- Task to complete
Omit every picture and output the rest of the records exactly as they are.
## BEGIN
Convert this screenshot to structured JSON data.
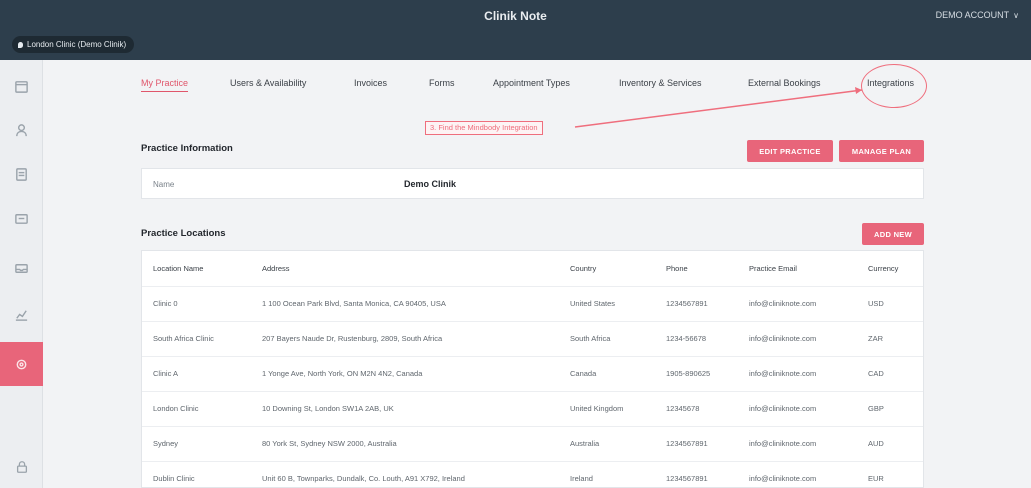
{
  "header": {
    "title": "Clinik Note",
    "account_label": "DEMO ACCOUNT",
    "account_chevron": "chevron-down-icon",
    "clinic_selector": "London Clinic (Demo Clinik)"
  },
  "sidebar": {
    "items": [
      {
        "icon": "calendar-icon",
        "active": false
      },
      {
        "icon": "user-icon",
        "active": false
      },
      {
        "icon": "document-icon",
        "active": false
      },
      {
        "icon": "folder-icon",
        "active": false
      },
      {
        "icon": "inbox-icon",
        "active": false
      },
      {
        "icon": "chart-icon",
        "active": false
      },
      {
        "icon": "settings-icon",
        "active": true
      }
    ],
    "bottom_icon": "lock-icon"
  },
  "tabs": [
    {
      "label": "My Practice",
      "active": true
    },
    {
      "label": "Users & Availability",
      "active": false
    },
    {
      "label": "Invoices",
      "active": false
    },
    {
      "label": "Forms",
      "active": false
    },
    {
      "label": "Appointment Types",
      "active": false
    },
    {
      "label": "Inventory & Services",
      "active": false
    },
    {
      "label": "External Bookings",
      "active": false
    },
    {
      "label": "Integrations",
      "active": false
    }
  ],
  "annotation": {
    "callout_text": "3. Find the Mindbody Integration"
  },
  "practice_info": {
    "title": "Practice Information",
    "edit_button": "EDIT PRACTICE",
    "manage_button": "MANAGE PLAN",
    "name_label": "Name",
    "name_value": "Demo Clinik"
  },
  "locations": {
    "title": "Practice Locations",
    "add_button": "ADD NEW",
    "columns": [
      "Location Name",
      "Address",
      "Country",
      "Phone",
      "Practice Email",
      "Currency"
    ],
    "rows": [
      [
        "Clinic 0",
        "1 100 Ocean Park Blvd, Santa Monica, CA 90405, USA",
        "United States",
        "1234567891",
        "info@cliniknote.com",
        "USD"
      ],
      [
        "South Africa Clinic",
        "207 Bayers Naude Dr, Rustenburg, 2809, South Africa",
        "South Africa",
        "1234-56678",
        "info@cliniknote.com",
        "ZAR"
      ],
      [
        "Clinic A",
        "1 Yonge Ave, North York, ON M2N 4N2, Canada",
        "Canada",
        "1905-890625",
        "info@cliniknote.com",
        "CAD"
      ],
      [
        "London Clinic",
        "10 Downing St, London SW1A 2AB, UK",
        "United Kingdom",
        "12345678",
        "info@cliniknote.com",
        "GBP"
      ],
      [
        "Sydney",
        "80 York St, Sydney NSW 2000, Australia",
        "Australia",
        "1234567891",
        "info@cliniknote.com",
        "AUD"
      ],
      [
        "Dublin Clinic",
        "Unit 60 B, Townparks, Dundalk, Co. Louth, A91 X792, Ireland",
        "Ireland",
        "1234567891",
        "info@cliniknote.com",
        "EUR"
      ]
    ]
  }
}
## END
- Response to the exercise
Convert this screenshot to structured JSON data.
{
  "header": {
    "title": "Clinik Note",
    "account_label": "DEMO ACCOUNT",
    "account_chevron": "chevron-down-icon",
    "clinic_selector": "London Clinic (Demo Clinik)"
  },
  "sidebar": {
    "items": [
      {
        "icon": "calendar-icon",
        "active": false
      },
      {
        "icon": "user-icon",
        "active": false
      },
      {
        "icon": "document-icon",
        "active": false
      },
      {
        "icon": "folder-icon",
        "active": false
      },
      {
        "icon": "inbox-icon",
        "active": false
      },
      {
        "icon": "chart-icon",
        "active": false
      },
      {
        "icon": "settings-icon",
        "active": true
      }
    ],
    "bottom_icon": "lock-icon"
  },
  "tabs": [
    {
      "label": "My Practice",
      "active": true
    },
    {
      "label": "Users & Availability",
      "active": false
    },
    {
      "label": "Invoices",
      "active": false
    },
    {
      "label": "Forms",
      "active": false
    },
    {
      "label": "Appointment Types",
      "active": false
    },
    {
      "label": "Inventory & Services",
      "active": false
    },
    {
      "label": "External Bookings",
      "active": false
    },
    {
      "label": "Integrations",
      "active": false
    }
  ],
  "annotation": {
    "callout_text": "3. Find the Mindbody Integration"
  },
  "practice_info": {
    "title": "Practice Information",
    "edit_button": "EDIT PRACTICE",
    "manage_button": "MANAGE PLAN",
    "name_label": "Name",
    "name_value": "Demo Clinik"
  },
  "locations": {
    "title": "Practice Locations",
    "add_button": "ADD NEW",
    "columns": [
      "Location Name",
      "Address",
      "Country",
      "Phone",
      "Practice Email",
      "Currency"
    ],
    "rows": [
      [
        "Clinic 0",
        "1 100 Ocean Park Blvd, Santa Monica, CA 90405, USA",
        "United States",
        "1234567891",
        "info@cliniknote.com",
        "USD"
      ],
      [
        "South Africa Clinic",
        "207 Bayers Naude Dr, Rustenburg, 2809, South Africa",
        "South Africa",
        "1234-56678",
        "info@cliniknote.com",
        "ZAR"
      ],
      [
        "Clinic A",
        "1 Yonge Ave, North York, ON M2N 4N2, Canada",
        "Canada",
        "1905-890625",
        "info@cliniknote.com",
        "CAD"
      ],
      [
        "London Clinic",
        "10 Downing St, London SW1A 2AB, UK",
        "United Kingdom",
        "12345678",
        "info@cliniknote.com",
        "GBP"
      ],
      [
        "Sydney",
        "80 York St, Sydney NSW 2000, Australia",
        "Australia",
        "1234567891",
        "info@cliniknote.com",
        "AUD"
      ],
      [
        "Dublin Clinic",
        "Unit 60 B, Townparks, Dundalk, Co. Louth, A91 X792, Ireland",
        "Ireland",
        "1234567891",
        "info@cliniknote.com",
        "EUR"
      ]
    ]
  }
}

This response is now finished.